## Direction
In the listing below, identify each line with the word "JSON" and return those lines.

## Input data
·····
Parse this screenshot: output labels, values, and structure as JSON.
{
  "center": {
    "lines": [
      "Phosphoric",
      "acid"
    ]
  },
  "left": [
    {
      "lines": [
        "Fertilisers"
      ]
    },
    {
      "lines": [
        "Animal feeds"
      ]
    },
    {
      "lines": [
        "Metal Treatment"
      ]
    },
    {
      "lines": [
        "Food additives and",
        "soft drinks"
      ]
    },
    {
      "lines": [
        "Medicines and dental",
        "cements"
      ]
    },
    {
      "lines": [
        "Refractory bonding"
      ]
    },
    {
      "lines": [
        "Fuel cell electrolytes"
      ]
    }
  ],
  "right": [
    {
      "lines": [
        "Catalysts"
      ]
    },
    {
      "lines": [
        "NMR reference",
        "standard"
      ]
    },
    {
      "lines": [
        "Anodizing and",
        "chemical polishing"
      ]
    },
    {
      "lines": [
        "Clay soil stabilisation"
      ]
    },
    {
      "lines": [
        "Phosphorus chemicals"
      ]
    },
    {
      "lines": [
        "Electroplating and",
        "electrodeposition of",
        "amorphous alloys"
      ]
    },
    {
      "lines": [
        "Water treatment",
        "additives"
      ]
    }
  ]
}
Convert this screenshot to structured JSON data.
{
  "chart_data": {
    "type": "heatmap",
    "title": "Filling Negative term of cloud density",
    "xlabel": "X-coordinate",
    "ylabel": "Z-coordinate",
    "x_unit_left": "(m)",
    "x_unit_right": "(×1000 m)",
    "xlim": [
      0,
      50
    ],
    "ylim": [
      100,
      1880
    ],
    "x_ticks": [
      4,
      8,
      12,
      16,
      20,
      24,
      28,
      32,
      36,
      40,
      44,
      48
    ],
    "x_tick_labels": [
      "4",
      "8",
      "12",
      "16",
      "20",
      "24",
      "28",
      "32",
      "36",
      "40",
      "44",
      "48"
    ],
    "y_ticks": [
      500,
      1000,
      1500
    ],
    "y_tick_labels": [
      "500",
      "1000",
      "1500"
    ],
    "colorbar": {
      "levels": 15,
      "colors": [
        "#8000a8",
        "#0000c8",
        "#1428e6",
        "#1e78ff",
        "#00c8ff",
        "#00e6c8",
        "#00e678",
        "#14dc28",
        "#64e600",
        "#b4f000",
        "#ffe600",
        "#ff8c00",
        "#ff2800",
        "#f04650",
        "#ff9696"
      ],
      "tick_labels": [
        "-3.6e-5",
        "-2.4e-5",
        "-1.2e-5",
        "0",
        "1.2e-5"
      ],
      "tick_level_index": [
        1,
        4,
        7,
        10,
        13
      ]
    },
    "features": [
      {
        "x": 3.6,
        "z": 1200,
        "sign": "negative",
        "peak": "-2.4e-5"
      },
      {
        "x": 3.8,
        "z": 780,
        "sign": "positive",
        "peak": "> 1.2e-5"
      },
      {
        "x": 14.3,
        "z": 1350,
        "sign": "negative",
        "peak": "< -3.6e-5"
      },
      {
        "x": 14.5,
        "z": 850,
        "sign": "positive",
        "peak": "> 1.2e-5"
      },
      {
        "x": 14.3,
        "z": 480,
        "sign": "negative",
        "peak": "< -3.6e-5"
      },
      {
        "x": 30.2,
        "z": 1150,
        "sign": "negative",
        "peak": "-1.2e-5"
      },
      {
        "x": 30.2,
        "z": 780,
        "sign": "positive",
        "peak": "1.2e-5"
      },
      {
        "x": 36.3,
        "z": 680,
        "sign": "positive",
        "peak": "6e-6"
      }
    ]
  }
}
·····
## Problem solution
Parse this screenshot: output labels, values, and structure as JSON.
Convert this screenshot to structured JSON data.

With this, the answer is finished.